**What is asked**: Records follow. Pull out every line that contains "structured".

"""

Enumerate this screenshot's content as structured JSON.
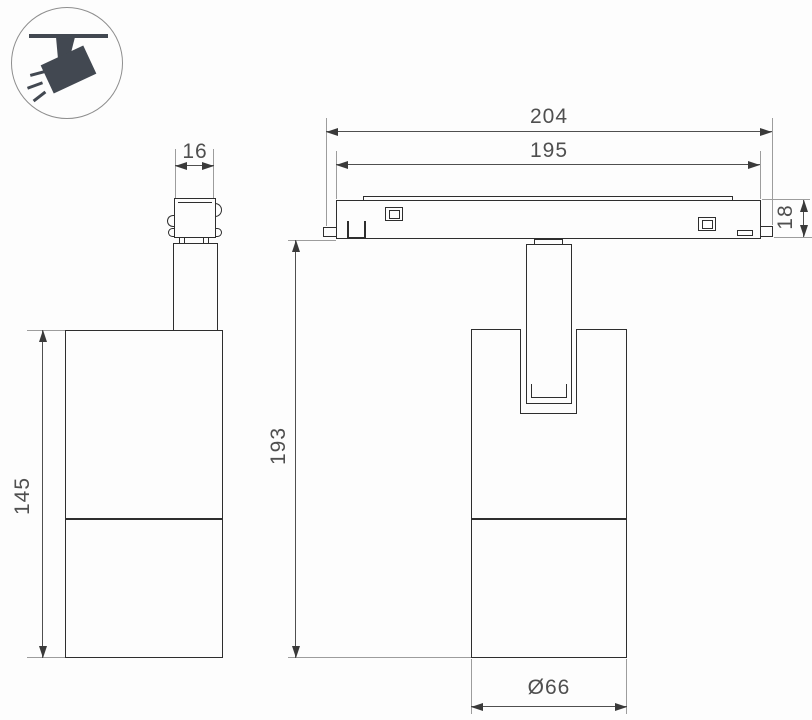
{
  "colors": {
    "background": "#fdfdfd",
    "object_line": "#2e2e2e",
    "dimension_line": "#4f4f4f",
    "extension_line": "#9d9d9d",
    "label_text": "#4f4f4f",
    "icon_fill": "#424851",
    "icon_circle_border": "#8e8e8e"
  },
  "icon": {
    "name": "ceiling-track-spotlight-icon"
  },
  "side_view": {
    "adapter_width_label": "16",
    "body_height_label": "145"
  },
  "front_view": {
    "track_outer_width_label": "204",
    "track_inner_width_label": "195",
    "track_height_label": "18",
    "overall_height_label": "193",
    "diameter_label": "Ø66"
  }
}
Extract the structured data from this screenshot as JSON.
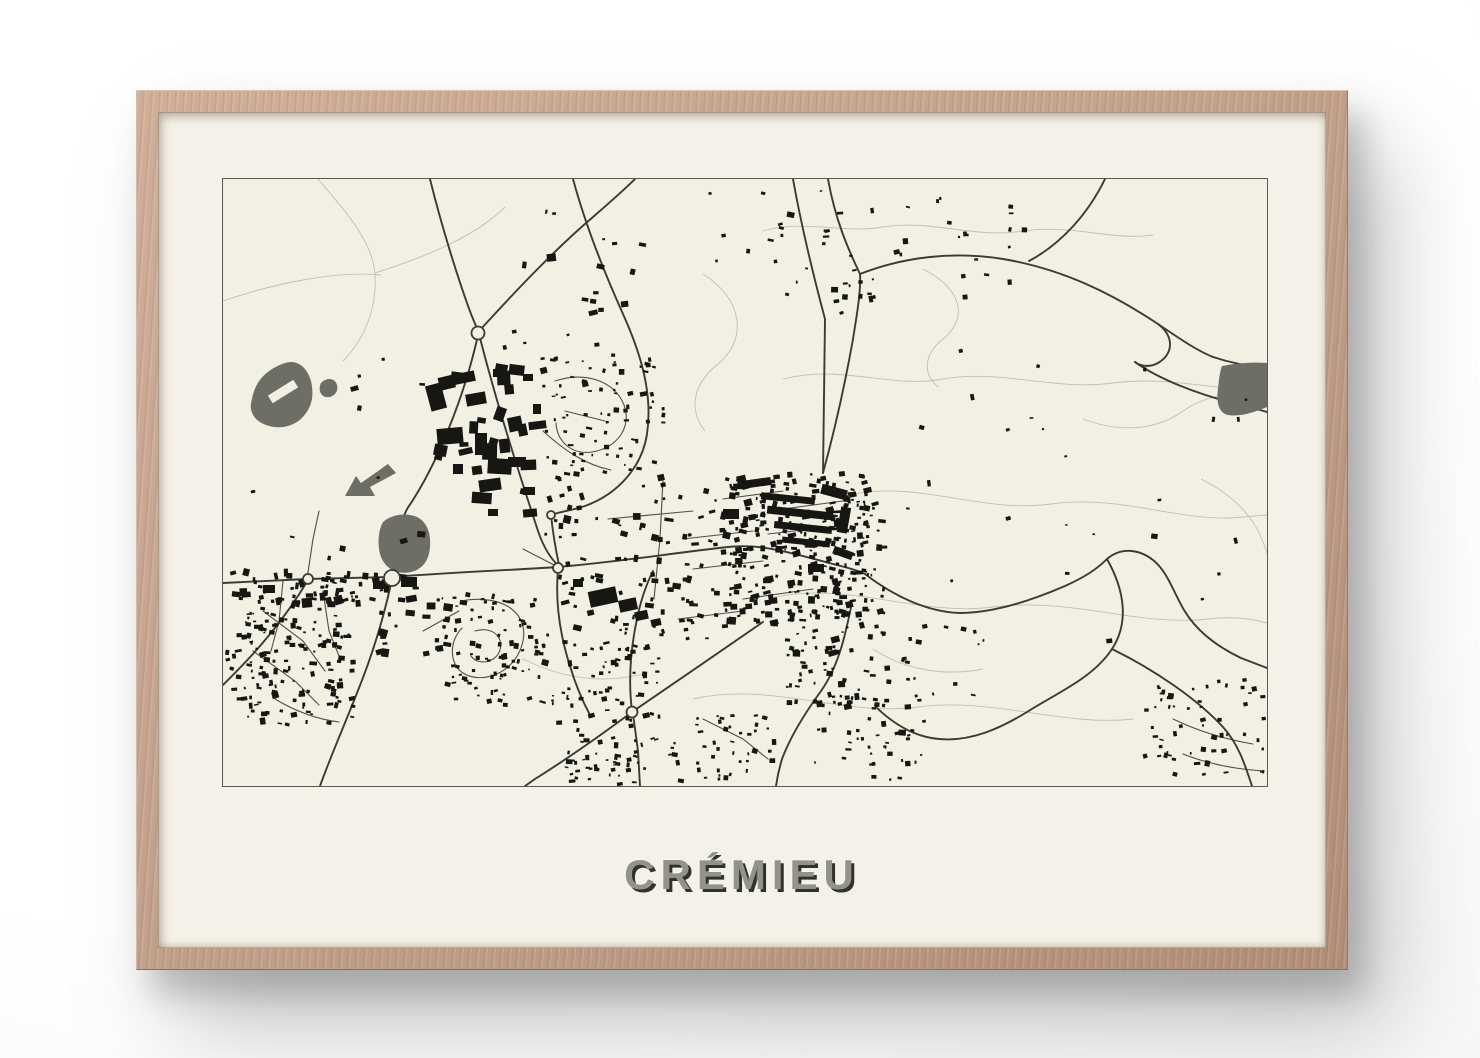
{
  "poster": {
    "title": "CRÉMIEU"
  },
  "colors": {
    "matte": "#f4f2e8",
    "map_bg": "#f2efe3",
    "border": "#5a594f",
    "ink": "#161613",
    "road": "#3b3a34",
    "road_minor": "#514f48",
    "contour": "#c1bfb3",
    "water": "#6e6d66",
    "title_fill": "#94938a",
    "title_shadow": "#32312c",
    "frame_wood": "#c3a28c"
  },
  "map": {
    "width": 1044,
    "height": 607,
    "roads_major": [
      "M 0 404 L 84 400 L 168 398 C 235 393 290 391 335 388 C 395 383 450 374 505 368 C 540 364 575 376 610 385 C 622 388 634 391 642 395",
      "M 207 0 C 218 45 235 100 248 135 L 255 152",
      "M 255 156 C 242 215 215 285 184 330 C 173 352 170 375 169 396",
      "M 256 155 C 275 230 298 300 315 352 C 322 372 330 382 336 387",
      "M 257 151 C 290 115 330 72 370 38 C 385 25 400 12 412 0",
      "M 350 0 C 363 48 382 95 400 135 C 418 175 430 215 424 255 C 419 288 395 315 362 327 C 350 331 336 333 328 336 C 330 355 333 372 336 386",
      "M 600 294 C 612 250 622 205 630 160 C 634 135 638 112 637 95",
      "M 637 95 C 680 78 730 72 780 80 C 840 90 890 115 935 145 C 960 162 975 172 990 178",
      "M 990 178 C 1005 183 1022 187 1044 189",
      "M 935 145 C 952 158 950 175 935 184 C 928 188 918 188 912 183",
      "M 912 183 C 935 200 975 215 1010 224 C 1022 227 1034 230 1044 233",
      "M 570 0 C 578 45 590 95 602 140 L 600 294",
      "M 605 0 C 612 40 625 70 637 95",
      "M 882 0 C 865 35 838 65 806 82",
      "M 642 395 C 672 418 705 433 737 434 C 772 434 812 420 842 407 C 862 398 874 390 884 380 C 898 368 916 370 930 381 C 944 392 950 412 961 431 C 974 453 995 468 1018 479 L 1044 489",
      "M 884 380 C 902 412 906 444 889 470 C 870 499 834 514 804 533 C 778 549 748 563 716 560 C 692 558 670 545 652 527",
      "M 889 470 C 932 491 974 520 1000 548 C 1016 566 1022 586 1029 607",
      "M 628 428 C 622 458 615 488 598 512 C 582 534 568 556 559 580 C 556 590 554 600 553 607",
      "M 409 533 C 450 505 498 472 540 443",
      "M 409 533 C 378 556 344 580 312 600 L 302 607",
      "M 410 535 L 415 572 L 417 607",
      "M 409 532 C 405 500 408 468 414 440 C 418 420 424 404 430 392",
      "M 169 400 C 161 438 149 477 134 514 C 121 547 107 579 97 607",
      "M 85 401 C 69 428 49 454 29 476 C 19 487 9 497 0 506",
      "M 335 390 C 332 424 337 456 347 487 C 352 504 359 521 367 536"
    ],
    "roads_minor": [
      "M 238 422 C 282 414 308 436 299 466 C 291 494 259 506 240 494 C 226 485 226 462 239 449",
      "M 252 452 C 268 447 281 457 277 471 C 273 484 255 487 248 477",
      "M 200 452 L 236 432",
      "M 332 202 C 362 192 392 202 401 226 C 409 247 395 269 369 273 C 348 276 334 262 333 244",
      "M 342 232 L 382 242",
      "M 320 252 C 342 272 363 286 388 291",
      "M 60 402 L 56 442 L 48 472",
      "M 40 432 L 80 462 L 102 492",
      "M 30 472 L 72 502 L 96 526",
      "M 100 412 L 106 452 L 118 482",
      "M 52 520 C 72 532 92 540 116 543",
      "M 440 300 L 437 360 L 431 420",
      "M 385 340 L 470 332",
      "M 460 360 L 530 352",
      "M 470 390 L 540 382",
      "M 500 320 L 560 312",
      "M 520 420 L 590 410",
      "M 455 440 L 520 432",
      "M 560 330 L 620 322",
      "M 545 355 L 615 347",
      "M 300 370 L 335 388",
      "M 84 400 L 90 360 L 96 332",
      "M 480 540 L 520 560 L 545 580",
      "M 950 540 C 975 552 1000 560 1030 565",
      "M 960 575 C 985 585 1010 590 1040 592"
    ],
    "contours": [
      "M 95 0 C 122 32 150 62 152 96 C 154 132 140 162 120 182",
      "M 0 122 C 58 102 118 92 158 96",
      "M 152 94 C 202 78 252 58 282 28",
      "M 480 95 C 520 120 525 160 495 185 C 470 205 465 230 482 252",
      "M 540 52 C 580 40 620 55 660 48 C 710 40 750 60 800 52 C 850 45 890 62 930 56",
      "M 560 200 C 620 185 668 210 720 200 C 780 190 830 212 890 204 C 950 196 1000 215 1044 208",
      "M 618 318 C 690 298 755 335 828 325 C 900 315 960 345 1020 338 L 1044 336",
      "M 545 420 C 620 400 695 438 770 428 C 850 418 915 448 985 440 C 1010 437 1030 440 1044 444",
      "M 470 520 C 545 502 620 538 695 528 C 770 518 840 548 910 540",
      "M 700 90 C 740 110 745 140 720 160 C 700 176 700 195 715 208",
      "M 860 240 C 900 255 935 250 960 232 C 985 215 1010 212 1035 222",
      "M 300 480 C 340 500 380 505 420 495",
      "M 650 470 C 680 490 720 498 760 490",
      "M 978 300 C 1008 315 1028 335 1038 358 C 1042 368 1044 372 1044 375"
    ],
    "ponds": [
      "M 29 220 C 32 202 44 190 62 184 C 74 180 84 188 88 202 C 91 216 90 228 78 240 C 64 252 44 250 33 240 C 27 233 27 227 29 220 Z",
      "M 98 204 C 104 198 112 199 114 206 C 116 213 110 219 103 218 C 97 217 95 210 98 204 Z",
      "M 165 285 L 173 294 L 147 308 L 152 317 L 122 317 L 133 297 L 138 304 Z",
      "M 160 343 C 168 336 182 333 194 338 C 204 343 208 354 207 368 C 206 381 200 390 188 393 C 174 396 163 390 158 378 C 154 367 155 352 160 343 Z",
      "M 999 187 C 1014 184 1030 183 1044 184 L 1044 228 C 1032 233 1018 238 1005 236 C 996 234 993 224 995 210 C 996 200 997 192 999 187 Z"
    ],
    "pond_holes": [
      {
        "x": 45,
        "y": 208,
        "w": 30,
        "h": 9,
        "r": -32
      }
    ],
    "blocks": [
      {
        "x": 205,
        "y": 205,
        "w": 16,
        "h": 26,
        "r": -15
      },
      {
        "x": 228,
        "y": 193,
        "w": 12,
        "h": 10,
        "r": 8
      },
      {
        "x": 243,
        "y": 214,
        "w": 20,
        "h": 12,
        "r": -10
      },
      {
        "x": 214,
        "y": 249,
        "w": 26,
        "h": 16,
        "r": -5
      },
      {
        "x": 252,
        "y": 254,
        "w": 12,
        "h": 22,
        "r": 0
      },
      {
        "x": 272,
        "y": 228,
        "w": 10,
        "h": 14,
        "r": 20
      },
      {
        "x": 285,
        "y": 278,
        "w": 18,
        "h": 10,
        "r": 0
      },
      {
        "x": 256,
        "y": 300,
        "w": 22,
        "h": 12,
        "r": -8
      },
      {
        "x": 300,
        "y": 308,
        "w": 12,
        "h": 8,
        "r": 0
      },
      {
        "x": 230,
        "y": 285,
        "w": 10,
        "h": 10,
        "r": 0
      },
      {
        "x": 295,
        "y": 245,
        "w": 9,
        "h": 12,
        "r": -12
      },
      {
        "x": 270,
        "y": 190,
        "w": 8,
        "h": 8,
        "r": 0
      },
      {
        "x": 300,
        "y": 195,
        "w": 10,
        "h": 7,
        "r": 0
      },
      {
        "x": 310,
        "y": 225,
        "w": 8,
        "h": 10,
        "r": 0
      },
      {
        "x": 300,
        "y": 330,
        "w": 14,
        "h": 8,
        "r": -5
      },
      {
        "x": 265,
        "y": 330,
        "w": 10,
        "h": 7,
        "r": 0
      },
      {
        "x": 366,
        "y": 410,
        "w": 28,
        "h": 16,
        "r": -12
      },
      {
        "x": 396,
        "y": 420,
        "w": 18,
        "h": 12,
        "r": -12
      },
      {
        "x": 412,
        "y": 432,
        "w": 13,
        "h": 9,
        "r": -12
      },
      {
        "x": 350,
        "y": 400,
        "w": 10,
        "h": 8,
        "r": 0
      },
      {
        "x": 428,
        "y": 440,
        "w": 10,
        "h": 7,
        "r": -12
      },
      {
        "x": 538,
        "y": 316,
        "w": 54,
        "h": 7,
        "r": 6
      },
      {
        "x": 544,
        "y": 330,
        "w": 66,
        "h": 8,
        "r": 6
      },
      {
        "x": 551,
        "y": 345,
        "w": 58,
        "h": 7,
        "r": 6
      },
      {
        "x": 559,
        "y": 360,
        "w": 48,
        "h": 6,
        "r": 6
      },
      {
        "x": 518,
        "y": 300,
        "w": 30,
        "h": 8,
        "r": -8
      },
      {
        "x": 598,
        "y": 308,
        "w": 26,
        "h": 10,
        "r": 15
      },
      {
        "x": 616,
        "y": 328,
        "w": 10,
        "h": 26,
        "r": 10
      },
      {
        "x": 500,
        "y": 330,
        "w": 16,
        "h": 10,
        "r": 0
      },
      {
        "x": 610,
        "y": 370,
        "w": 20,
        "h": 8,
        "r": 20
      },
      {
        "x": 585,
        "y": 385,
        "w": 16,
        "h": 8,
        "r": 0
      },
      {
        "x": 178,
        "y": 398,
        "w": 16,
        "h": 10,
        "r": 0
      },
      {
        "x": 150,
        "y": 402,
        "w": 12,
        "h": 8,
        "r": 0
      },
      {
        "x": 40,
        "y": 406,
        "w": 12,
        "h": 8,
        "r": 0
      }
    ],
    "clusters": [
      {
        "x": 202,
        "y": 185,
        "w": 112,
        "h": 152,
        "count": 24,
        "smin": 5,
        "smax": 14,
        "seed": 11
      },
      {
        "x": 317,
        "y": 172,
        "w": 122,
        "h": 132,
        "count": 85,
        "smin": 2,
        "smax": 4,
        "seed": 22
      },
      {
        "x": 320,
        "y": 300,
        "w": 195,
        "h": 160,
        "count": 110,
        "smin": 2.2,
        "smax": 5,
        "seed": 33
      },
      {
        "x": 497,
        "y": 292,
        "w": 148,
        "h": 152,
        "count": 240,
        "smin": 2,
        "smax": 5,
        "seed": 44
      },
      {
        "x": 600,
        "y": 320,
        "w": 60,
        "h": 115,
        "count": 70,
        "smin": 2,
        "smax": 4.5,
        "seed": 55
      },
      {
        "x": 560,
        "y": 430,
        "w": 105,
        "h": 95,
        "count": 70,
        "smin": 2.2,
        "smax": 5,
        "seed": 66
      },
      {
        "x": 590,
        "y": 515,
        "w": 115,
        "h": 85,
        "count": 45,
        "smin": 2,
        "smax": 4,
        "seed": 77
      },
      {
        "x": 22,
        "y": 400,
        "w": 112,
        "h": 145,
        "count": 125,
        "smin": 2,
        "smax": 4.5,
        "seed": 88
      },
      {
        "x": 5,
        "y": 388,
        "w": 190,
        "h": 38,
        "count": 45,
        "smin": 2.5,
        "smax": 6,
        "seed": 99
      },
      {
        "x": 0,
        "y": 428,
        "w": 65,
        "h": 105,
        "count": 40,
        "smin": 2,
        "smax": 4,
        "seed": 110
      },
      {
        "x": 150,
        "y": 408,
        "w": 75,
        "h": 65,
        "count": 20,
        "smin": 3,
        "smax": 7,
        "seed": 121
      },
      {
        "x": 217,
        "y": 413,
        "w": 102,
        "h": 112,
        "count": 90,
        "smin": 2,
        "smax": 4,
        "seed": 132
      },
      {
        "x": 325,
        "y": 448,
        "w": 110,
        "h": 115,
        "count": 70,
        "smin": 2,
        "smax": 4,
        "seed": 143
      },
      {
        "x": 430,
        "y": 535,
        "w": 125,
        "h": 65,
        "count": 45,
        "smin": 2,
        "smax": 4,
        "seed": 154
      },
      {
        "x": 340,
        "y": 560,
        "w": 90,
        "h": 45,
        "count": 40,
        "smin": 2,
        "smax": 4,
        "seed": 165
      },
      {
        "x": 560,
        "y": 8,
        "w": 125,
        "h": 125,
        "count": 30,
        "smin": 2,
        "smax": 4.5,
        "seed": 176
      },
      {
        "x": 700,
        "y": 18,
        "w": 100,
        "h": 105,
        "count": 16,
        "smin": 2,
        "smax": 4,
        "seed": 187
      },
      {
        "x": 477,
        "y": 10,
        "w": 85,
        "h": 75,
        "count": 10,
        "smin": 2.5,
        "smax": 4.5,
        "seed": 198
      },
      {
        "x": 260,
        "y": 8,
        "w": 165,
        "h": 160,
        "count": 20,
        "smin": 2.5,
        "smax": 5,
        "seed": 209
      },
      {
        "x": 650,
        "y": 140,
        "w": 390,
        "h": 320,
        "count": 26,
        "smin": 2,
        "smax": 4.5,
        "seed": 220
      },
      {
        "x": 920,
        "y": 498,
        "w": 122,
        "h": 100,
        "count": 58,
        "smin": 2,
        "smax": 4,
        "seed": 231
      },
      {
        "x": 0,
        "y": 178,
        "w": 200,
        "h": 200,
        "count": 12,
        "smin": 2.5,
        "smax": 5,
        "seed": 242
      },
      {
        "x": 640,
        "y": 440,
        "w": 120,
        "h": 80,
        "count": 20,
        "smin": 2,
        "smax": 4,
        "seed": 253
      }
    ],
    "roundabouts": [
      {
        "x": 85,
        "y": 400,
        "r": 5
      },
      {
        "x": 169,
        "y": 399,
        "r": 8
      },
      {
        "x": 255,
        "y": 154,
        "r": 6.5
      },
      {
        "x": 335,
        "y": 389,
        "r": 5
      },
      {
        "x": 328,
        "y": 336,
        "r": 4
      },
      {
        "x": 409,
        "y": 533,
        "r": 5.5
      }
    ]
  }
}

"""

**Completed exercise**:
Enumerate this screenshot's content as structured JSON.
Extract the structured data from this screenshot as JSON.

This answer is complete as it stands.